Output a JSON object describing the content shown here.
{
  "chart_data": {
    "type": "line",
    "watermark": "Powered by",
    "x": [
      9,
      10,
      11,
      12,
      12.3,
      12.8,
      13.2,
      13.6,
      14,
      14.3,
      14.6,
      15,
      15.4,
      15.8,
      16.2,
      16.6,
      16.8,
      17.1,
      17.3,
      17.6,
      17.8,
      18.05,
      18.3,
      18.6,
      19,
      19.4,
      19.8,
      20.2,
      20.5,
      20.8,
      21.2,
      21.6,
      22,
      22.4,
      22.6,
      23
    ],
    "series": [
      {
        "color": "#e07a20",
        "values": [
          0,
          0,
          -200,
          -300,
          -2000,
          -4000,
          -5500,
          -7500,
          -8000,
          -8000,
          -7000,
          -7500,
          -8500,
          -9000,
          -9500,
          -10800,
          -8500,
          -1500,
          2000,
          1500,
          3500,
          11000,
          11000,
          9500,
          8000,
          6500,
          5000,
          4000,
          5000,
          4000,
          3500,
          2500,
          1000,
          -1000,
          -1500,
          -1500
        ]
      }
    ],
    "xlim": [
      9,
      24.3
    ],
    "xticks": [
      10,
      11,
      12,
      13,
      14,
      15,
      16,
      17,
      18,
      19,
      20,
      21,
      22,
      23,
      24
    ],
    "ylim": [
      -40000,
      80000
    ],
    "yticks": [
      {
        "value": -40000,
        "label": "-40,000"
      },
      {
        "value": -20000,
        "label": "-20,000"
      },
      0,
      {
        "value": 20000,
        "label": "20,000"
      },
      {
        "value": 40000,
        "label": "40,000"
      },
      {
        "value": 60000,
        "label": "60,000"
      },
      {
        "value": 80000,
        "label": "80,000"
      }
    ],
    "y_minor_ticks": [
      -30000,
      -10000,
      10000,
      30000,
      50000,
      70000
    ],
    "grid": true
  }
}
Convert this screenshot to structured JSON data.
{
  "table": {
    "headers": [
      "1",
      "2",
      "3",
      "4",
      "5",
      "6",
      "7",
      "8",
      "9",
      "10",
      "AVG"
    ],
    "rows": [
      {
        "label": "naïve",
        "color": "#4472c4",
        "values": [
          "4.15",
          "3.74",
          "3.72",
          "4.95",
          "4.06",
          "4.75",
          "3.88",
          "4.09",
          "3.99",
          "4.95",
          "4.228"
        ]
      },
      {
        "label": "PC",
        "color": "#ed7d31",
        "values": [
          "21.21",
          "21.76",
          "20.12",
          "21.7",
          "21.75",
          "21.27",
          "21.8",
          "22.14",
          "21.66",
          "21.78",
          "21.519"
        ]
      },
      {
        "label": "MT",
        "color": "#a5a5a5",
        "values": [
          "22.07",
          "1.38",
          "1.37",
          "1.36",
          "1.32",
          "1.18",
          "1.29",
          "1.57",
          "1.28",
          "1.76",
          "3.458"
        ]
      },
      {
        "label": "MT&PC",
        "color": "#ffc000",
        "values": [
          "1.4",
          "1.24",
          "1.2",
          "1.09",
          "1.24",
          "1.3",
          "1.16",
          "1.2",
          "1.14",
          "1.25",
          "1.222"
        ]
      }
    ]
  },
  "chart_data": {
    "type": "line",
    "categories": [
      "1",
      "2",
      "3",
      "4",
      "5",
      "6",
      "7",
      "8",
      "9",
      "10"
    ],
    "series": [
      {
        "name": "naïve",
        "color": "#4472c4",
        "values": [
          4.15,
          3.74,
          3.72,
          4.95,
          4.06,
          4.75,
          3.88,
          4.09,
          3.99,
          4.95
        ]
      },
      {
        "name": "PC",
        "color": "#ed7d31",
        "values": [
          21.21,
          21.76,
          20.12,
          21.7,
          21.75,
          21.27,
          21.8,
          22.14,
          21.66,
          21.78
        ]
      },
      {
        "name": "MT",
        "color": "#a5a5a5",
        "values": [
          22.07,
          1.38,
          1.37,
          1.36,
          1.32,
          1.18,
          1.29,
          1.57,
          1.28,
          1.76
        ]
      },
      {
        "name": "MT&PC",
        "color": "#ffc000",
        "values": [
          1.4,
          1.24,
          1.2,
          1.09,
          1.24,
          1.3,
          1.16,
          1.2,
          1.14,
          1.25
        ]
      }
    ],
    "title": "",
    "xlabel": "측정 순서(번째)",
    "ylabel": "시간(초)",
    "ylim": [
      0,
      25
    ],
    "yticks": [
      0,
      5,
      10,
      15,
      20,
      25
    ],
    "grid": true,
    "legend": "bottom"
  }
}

········

> Task objective
Please reproduce each line exactly as written.

> Exercise response
Output a JSON object describing the content shown here.
{
  "chart_data": {
    "type": "line",
    "watermark": "Powered by",
    "x": [
      9,
      10,
      11,
      12,
      12.3,
      12.8,
      13.2,
      13.6,
      14,
      14.3,
      14.6,
      15,
      15.4,
      15.8,
      16.2,
      16.6,
      16.8,
      17.1,
      17.3,
      17.6,
      17.8,
      18.05,
      18.3,
      18.6,
      19,
      19.4,
      19.8,
      20.2,
      20.5,
      20.8,
      21.2,
      21.6,
      22,
      22.4,
      22.6,
      23
    ],
    "series": [
      {
        "color": "#e07a20",
        "values": [
          0,
          0,
          -200,
          -300,
          -2000,
          -4000,
          -5500,
          -7500,
          -8000,
          -8000,
          -7000,
          -7500,
          -8500,
          -9000,
          -9500,
          -10800,
          -8500,
          -1500,
          2000,
          1500,
          3500,
          11000,
          11000,
          9500,
          8000,
          6500,
          5000,
          4000,
          5000,
          4000,
          3500,
          2500,
          1000,
          -1000,
          -1500,
          -1500
        ]
      }
    ],
    "xlim": [
      9,
      24.3
    ],
    "xticks": [
      10,
      11,
      12,
      13,
      14,
      15,
      16,
      17,
      18,
      19,
      20,
      21,
      22,
      23,
      24
    ],
    "ylim": [
      -40000,
      80000
    ],
    "yticks": [
      {
        "value": -40000,
        "label": "-40,000"
      },
      {
        "value": -20000,
        "label": "-20,000"
      },
      0,
      {
        "value": 20000,
        "label": "20,000"
      },
      {
        "value": 40000,
        "label": "40,000"
      },
      {
        "value": 60000,
        "label": "60,000"
      },
      {
        "value": 80000,
        "label": "80,000"
      }
    ],
    "y_minor_ticks": [
      -30000,
      -10000,
      10000,
      30000,
      50000,
      70000
    ],
    "grid": true
  }
}
Convert this screenshot to structured JSON data.
{
  "table": {
    "headers": [
      "1",
      "2",
      "3",
      "4",
      "5",
      "6",
      "7",
      "8",
      "9",
      "10",
      "AVG"
    ],
    "rows": [
      {
        "label": "naïve",
        "color": "#4472c4",
        "values": [
          "4.15",
          "3.74",
          "3.72",
          "4.95",
          "4.06",
          "4.75",
          "3.88",
          "4.09",
          "3.99",
          "4.95",
          "4.228"
        ]
      },
      {
        "label": "PC",
        "color": "#ed7d31",
        "values": [
          "21.21",
          "21.76",
          "20.12",
          "21.7",
          "21.75",
          "21.27",
          "21.8",
          "22.14",
          "21.66",
          "21.78",
          "21.519"
        ]
      },
      {
        "label": "MT",
        "color": "#a5a5a5",
        "values": [
          "22.07",
          "1.38",
          "1.37",
          "1.36",
          "1.32",
          "1.18",
          "1.29",
          "1.57",
          "1.28",
          "1.76",
          "3.458"
        ]
      },
      {
        "label": "MT&PC",
        "color": "#ffc000",
        "values": [
          "1.4",
          "1.24",
          "1.2",
          "1.09",
          "1.24",
          "1.3",
          "1.16",
          "1.2",
          "1.14",
          "1.25",
          "1.222"
        ]
      }
    ]
  },
  "chart_data": {
    "type": "line",
    "categories": [
      "1",
      "2",
      "3",
      "4",
      "5",
      "6",
      "7",
      "8",
      "9",
      "10"
    ],
    "series": [
      {
        "name": "naïve",
        "color": "#4472c4",
        "values": [
          4.15,
          3.74,
          3.72,
          4.95,
          4.06,
          4.75,
          3.88,
          4.09,
          3.99,
          4.95
        ]
      },
      {
        "name": "PC",
        "color": "#ed7d31",
        "values": [
          21.21,
          21.76,
          20.12,
          21.7,
          21.75,
          21.27,
          21.8,
          22.14,
          21.66,
          21.78
        ]
      },
      {
        "name": "MT",
        "color": "#a5a5a5",
        "values": [
          22.07,
          1.38,
          1.37,
          1.36,
          1.32,
          1.18,
          1.29,
          1.57,
          1.28,
          1.76
        ]
      },
      {
        "name": "MT&PC",
        "color": "#ffc000",
        "values": [
          1.4,
          1.24,
          1.2,
          1.09,
          1.24,
          1.3,
          1.16,
          1.2,
          1.14,
          1.25
        ]
      }
    ],
    "title": "",
    "xlabel": "측정 순서(번째)",
    "ylabel": "시간(초)",
    "ylim": [
      0,
      25
    ],
    "yticks": [
      0,
      5,
      10,
      15,
      20,
      25
    ],
    "grid": true,
    "legend": "bottom"
  }
}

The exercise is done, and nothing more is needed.